• [GOAL] Scan the data. Collect each line that contains the word "пюре".

Collection entries:
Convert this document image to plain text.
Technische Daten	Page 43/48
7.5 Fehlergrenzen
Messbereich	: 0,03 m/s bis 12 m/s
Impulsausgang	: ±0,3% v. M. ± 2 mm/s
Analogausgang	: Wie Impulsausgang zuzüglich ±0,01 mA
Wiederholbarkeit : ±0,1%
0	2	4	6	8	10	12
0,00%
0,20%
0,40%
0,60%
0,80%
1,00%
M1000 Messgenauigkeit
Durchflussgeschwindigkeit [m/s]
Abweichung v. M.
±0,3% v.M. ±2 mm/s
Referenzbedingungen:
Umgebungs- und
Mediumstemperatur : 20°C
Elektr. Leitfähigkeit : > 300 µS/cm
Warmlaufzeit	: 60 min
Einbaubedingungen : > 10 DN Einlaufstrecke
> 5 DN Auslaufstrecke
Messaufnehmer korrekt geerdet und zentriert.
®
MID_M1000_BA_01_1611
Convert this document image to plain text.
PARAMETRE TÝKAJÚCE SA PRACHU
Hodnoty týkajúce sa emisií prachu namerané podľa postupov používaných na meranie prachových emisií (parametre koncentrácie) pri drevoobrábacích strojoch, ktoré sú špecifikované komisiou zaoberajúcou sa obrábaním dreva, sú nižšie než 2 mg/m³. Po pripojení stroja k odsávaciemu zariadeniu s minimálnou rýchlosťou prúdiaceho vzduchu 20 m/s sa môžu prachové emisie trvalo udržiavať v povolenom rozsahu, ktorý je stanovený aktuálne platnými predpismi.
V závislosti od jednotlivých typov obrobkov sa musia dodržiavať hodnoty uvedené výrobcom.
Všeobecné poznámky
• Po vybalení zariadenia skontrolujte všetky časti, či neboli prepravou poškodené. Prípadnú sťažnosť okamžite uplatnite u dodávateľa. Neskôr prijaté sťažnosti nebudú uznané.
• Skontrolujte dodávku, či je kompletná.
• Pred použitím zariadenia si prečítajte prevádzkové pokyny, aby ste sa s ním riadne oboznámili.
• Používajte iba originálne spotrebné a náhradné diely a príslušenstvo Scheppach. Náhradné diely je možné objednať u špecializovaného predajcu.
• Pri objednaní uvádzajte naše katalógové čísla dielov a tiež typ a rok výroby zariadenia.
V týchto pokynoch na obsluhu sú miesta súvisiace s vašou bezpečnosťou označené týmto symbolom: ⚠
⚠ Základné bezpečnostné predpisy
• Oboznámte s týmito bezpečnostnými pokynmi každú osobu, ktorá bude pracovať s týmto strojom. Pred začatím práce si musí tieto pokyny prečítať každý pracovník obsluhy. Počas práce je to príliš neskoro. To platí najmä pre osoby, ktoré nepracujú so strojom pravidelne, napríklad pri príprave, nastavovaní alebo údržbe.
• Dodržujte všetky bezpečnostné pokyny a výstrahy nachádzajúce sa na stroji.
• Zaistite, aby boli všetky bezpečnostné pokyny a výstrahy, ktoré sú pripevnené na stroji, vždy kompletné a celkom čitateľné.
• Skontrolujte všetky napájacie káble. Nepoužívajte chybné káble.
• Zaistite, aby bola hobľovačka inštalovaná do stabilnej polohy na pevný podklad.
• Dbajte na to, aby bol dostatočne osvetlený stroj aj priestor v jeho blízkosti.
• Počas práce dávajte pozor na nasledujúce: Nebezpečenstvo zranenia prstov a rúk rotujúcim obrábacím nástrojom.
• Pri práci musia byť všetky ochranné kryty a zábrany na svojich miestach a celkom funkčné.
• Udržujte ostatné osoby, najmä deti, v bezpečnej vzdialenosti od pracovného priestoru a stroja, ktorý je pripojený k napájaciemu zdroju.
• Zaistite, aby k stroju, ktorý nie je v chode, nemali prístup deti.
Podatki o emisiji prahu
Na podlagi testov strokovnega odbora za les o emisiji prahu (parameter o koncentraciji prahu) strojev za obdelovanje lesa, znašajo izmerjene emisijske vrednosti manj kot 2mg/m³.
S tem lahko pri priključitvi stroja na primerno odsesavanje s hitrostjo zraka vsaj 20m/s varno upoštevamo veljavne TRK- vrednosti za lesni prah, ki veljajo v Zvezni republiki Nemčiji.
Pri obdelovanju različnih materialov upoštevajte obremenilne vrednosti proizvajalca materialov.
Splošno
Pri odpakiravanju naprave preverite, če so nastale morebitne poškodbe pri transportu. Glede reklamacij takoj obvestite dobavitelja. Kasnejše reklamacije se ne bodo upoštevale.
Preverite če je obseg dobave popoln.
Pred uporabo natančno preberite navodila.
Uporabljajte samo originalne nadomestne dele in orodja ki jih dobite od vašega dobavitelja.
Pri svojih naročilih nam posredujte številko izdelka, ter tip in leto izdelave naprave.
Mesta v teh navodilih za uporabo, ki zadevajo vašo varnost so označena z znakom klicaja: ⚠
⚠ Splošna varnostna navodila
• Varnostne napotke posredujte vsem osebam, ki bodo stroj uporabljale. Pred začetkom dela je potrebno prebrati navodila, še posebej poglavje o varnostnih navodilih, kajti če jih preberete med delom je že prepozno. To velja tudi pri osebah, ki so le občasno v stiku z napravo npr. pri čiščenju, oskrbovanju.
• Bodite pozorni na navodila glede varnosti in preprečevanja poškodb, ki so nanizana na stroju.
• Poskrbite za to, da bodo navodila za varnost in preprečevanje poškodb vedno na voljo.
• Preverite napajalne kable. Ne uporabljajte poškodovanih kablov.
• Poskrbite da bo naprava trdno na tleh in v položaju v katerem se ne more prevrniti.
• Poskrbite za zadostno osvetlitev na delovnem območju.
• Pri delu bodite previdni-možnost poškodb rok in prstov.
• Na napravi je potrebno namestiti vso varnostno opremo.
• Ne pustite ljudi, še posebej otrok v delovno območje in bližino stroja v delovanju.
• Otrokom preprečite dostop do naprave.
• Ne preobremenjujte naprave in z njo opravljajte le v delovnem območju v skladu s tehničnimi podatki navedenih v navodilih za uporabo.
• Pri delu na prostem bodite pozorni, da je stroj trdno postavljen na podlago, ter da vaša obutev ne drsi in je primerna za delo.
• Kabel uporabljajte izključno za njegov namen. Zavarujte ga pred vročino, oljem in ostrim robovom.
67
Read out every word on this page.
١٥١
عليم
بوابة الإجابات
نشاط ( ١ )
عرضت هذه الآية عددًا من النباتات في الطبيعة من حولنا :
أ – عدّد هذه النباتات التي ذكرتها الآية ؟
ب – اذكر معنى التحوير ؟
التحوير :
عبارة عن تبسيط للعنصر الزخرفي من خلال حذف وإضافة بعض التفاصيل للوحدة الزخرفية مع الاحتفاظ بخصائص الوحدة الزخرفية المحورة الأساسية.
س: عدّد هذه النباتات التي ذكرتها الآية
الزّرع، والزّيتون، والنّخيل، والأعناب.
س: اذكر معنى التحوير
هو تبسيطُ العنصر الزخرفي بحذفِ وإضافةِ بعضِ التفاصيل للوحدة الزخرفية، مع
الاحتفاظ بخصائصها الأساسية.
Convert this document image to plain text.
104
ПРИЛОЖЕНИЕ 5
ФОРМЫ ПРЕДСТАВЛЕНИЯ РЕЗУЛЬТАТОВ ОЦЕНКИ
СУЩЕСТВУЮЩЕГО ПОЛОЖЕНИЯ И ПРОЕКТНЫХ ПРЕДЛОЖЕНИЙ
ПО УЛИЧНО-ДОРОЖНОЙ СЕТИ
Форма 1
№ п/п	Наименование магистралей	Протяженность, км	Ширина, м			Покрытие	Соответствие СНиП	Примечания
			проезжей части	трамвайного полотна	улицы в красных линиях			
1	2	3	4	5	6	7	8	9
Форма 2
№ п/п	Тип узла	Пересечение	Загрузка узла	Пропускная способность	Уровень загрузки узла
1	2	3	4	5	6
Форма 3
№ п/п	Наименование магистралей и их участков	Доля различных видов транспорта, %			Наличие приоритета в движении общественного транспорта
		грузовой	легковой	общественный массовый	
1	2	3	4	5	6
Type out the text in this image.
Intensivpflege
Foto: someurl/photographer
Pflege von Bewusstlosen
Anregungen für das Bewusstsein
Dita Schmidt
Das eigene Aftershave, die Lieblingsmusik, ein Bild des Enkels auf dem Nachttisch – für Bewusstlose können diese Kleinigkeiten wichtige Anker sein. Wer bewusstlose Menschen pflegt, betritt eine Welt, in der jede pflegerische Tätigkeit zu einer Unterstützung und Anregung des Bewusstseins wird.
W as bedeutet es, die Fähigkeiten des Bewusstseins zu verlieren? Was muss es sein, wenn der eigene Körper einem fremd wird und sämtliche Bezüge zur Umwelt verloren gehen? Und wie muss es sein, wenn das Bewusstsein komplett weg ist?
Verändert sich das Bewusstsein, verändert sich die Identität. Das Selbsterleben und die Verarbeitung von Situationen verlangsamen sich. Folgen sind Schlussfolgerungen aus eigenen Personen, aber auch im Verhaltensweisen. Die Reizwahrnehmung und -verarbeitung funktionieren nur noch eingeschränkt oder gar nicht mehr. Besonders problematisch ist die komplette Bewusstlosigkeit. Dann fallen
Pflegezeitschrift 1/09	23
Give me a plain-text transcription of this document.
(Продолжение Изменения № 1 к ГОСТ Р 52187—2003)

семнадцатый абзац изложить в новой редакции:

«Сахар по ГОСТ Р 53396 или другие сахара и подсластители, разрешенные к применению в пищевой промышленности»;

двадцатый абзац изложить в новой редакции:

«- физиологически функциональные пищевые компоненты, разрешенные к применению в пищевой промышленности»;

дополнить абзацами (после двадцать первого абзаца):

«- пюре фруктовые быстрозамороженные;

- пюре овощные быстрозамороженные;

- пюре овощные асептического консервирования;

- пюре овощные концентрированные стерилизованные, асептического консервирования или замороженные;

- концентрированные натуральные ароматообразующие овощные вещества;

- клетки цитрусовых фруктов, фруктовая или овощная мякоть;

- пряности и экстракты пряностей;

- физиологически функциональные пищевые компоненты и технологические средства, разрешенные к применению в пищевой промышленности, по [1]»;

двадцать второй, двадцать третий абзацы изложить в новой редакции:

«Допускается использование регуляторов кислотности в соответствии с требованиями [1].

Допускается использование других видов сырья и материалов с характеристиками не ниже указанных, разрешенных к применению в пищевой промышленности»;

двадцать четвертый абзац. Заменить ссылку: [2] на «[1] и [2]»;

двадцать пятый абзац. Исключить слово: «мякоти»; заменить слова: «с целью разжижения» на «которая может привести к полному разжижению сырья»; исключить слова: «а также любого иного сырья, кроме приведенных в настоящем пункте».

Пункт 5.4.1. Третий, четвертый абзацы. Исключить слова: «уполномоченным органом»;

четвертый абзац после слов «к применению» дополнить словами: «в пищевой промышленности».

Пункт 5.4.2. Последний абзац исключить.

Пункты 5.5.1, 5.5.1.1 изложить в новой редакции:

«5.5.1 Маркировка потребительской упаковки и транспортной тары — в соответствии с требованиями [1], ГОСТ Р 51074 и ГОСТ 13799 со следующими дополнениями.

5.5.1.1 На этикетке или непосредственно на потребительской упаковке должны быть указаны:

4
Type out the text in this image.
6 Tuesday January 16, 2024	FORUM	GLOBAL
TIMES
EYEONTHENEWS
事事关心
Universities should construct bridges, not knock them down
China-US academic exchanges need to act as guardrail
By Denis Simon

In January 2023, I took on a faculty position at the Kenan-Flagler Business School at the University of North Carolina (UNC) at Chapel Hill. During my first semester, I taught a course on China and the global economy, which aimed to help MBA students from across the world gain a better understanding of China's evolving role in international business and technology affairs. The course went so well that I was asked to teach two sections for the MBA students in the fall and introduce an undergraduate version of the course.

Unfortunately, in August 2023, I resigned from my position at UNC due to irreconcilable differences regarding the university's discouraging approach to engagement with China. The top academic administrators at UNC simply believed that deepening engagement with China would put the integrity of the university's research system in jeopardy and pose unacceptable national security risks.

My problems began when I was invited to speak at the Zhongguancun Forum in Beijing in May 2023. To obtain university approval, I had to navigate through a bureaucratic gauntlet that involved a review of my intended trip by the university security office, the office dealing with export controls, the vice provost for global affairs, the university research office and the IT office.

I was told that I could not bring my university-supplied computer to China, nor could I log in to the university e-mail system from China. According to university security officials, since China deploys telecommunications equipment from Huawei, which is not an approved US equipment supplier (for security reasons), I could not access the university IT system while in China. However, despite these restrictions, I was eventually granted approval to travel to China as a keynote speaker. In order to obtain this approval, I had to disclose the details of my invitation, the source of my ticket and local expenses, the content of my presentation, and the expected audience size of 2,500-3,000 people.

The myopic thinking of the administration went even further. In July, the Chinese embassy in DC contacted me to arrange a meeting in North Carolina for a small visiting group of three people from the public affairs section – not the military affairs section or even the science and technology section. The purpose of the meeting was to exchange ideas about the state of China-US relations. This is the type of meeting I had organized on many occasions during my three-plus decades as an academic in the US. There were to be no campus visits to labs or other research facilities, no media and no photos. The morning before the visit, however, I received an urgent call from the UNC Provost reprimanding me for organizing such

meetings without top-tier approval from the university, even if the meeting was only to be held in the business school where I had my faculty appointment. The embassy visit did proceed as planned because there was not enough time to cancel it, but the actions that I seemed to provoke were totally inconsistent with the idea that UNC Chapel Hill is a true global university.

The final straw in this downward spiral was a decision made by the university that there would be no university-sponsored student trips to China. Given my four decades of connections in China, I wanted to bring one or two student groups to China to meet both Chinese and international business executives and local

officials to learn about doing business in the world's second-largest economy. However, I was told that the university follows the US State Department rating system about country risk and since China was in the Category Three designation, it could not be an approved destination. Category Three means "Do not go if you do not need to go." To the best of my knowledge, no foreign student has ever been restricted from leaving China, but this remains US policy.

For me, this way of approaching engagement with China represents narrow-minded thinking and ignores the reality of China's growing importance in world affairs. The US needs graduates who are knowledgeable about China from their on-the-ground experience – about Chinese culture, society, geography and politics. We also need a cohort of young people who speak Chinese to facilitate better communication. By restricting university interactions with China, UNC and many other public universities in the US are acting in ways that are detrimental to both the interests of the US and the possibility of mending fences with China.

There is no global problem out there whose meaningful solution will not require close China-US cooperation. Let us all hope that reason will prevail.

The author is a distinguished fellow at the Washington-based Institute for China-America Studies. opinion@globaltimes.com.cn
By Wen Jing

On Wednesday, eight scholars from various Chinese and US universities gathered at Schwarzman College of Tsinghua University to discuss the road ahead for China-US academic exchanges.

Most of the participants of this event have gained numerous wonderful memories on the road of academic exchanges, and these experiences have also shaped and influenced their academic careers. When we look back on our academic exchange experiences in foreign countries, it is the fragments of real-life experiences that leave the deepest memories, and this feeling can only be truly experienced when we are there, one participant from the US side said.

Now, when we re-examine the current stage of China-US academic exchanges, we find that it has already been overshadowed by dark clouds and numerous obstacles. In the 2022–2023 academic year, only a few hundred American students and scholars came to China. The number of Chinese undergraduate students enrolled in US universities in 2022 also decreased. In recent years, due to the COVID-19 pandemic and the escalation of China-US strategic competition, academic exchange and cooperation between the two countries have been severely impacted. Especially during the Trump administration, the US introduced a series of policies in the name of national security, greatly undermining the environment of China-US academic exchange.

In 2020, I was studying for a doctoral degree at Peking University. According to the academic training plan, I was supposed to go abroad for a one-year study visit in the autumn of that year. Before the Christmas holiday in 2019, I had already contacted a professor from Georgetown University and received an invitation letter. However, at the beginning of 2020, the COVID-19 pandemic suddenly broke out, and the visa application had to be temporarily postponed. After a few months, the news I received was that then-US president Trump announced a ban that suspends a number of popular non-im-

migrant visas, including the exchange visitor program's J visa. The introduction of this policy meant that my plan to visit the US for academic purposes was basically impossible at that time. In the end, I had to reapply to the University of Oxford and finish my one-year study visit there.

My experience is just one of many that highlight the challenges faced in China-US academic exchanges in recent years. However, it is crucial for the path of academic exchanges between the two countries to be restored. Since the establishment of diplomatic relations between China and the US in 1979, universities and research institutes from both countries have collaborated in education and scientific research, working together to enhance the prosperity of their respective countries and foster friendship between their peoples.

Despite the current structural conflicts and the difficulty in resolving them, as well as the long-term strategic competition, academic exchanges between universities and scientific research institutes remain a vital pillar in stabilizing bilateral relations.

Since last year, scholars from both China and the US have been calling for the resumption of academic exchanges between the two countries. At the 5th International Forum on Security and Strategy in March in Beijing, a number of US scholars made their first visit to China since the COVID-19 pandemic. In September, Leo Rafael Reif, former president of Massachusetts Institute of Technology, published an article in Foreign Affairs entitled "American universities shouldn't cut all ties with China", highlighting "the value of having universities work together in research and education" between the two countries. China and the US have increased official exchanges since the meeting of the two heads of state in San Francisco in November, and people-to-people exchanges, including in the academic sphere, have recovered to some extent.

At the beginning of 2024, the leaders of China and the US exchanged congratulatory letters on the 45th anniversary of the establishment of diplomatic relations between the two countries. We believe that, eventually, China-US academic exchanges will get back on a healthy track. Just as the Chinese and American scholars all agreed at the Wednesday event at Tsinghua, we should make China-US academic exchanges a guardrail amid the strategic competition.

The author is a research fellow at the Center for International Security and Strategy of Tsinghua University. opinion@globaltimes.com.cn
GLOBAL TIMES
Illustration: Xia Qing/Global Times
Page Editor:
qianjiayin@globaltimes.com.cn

• [OUTPUT OF THE TASK]
«- пюре фруктовые быстрозамороженные;
- пюре овощные быстрозамороженные;
- пюре овощные асептического консервирования;
- пюре овощные концентрированные стерилизованные, асептического консервирования или замороженные;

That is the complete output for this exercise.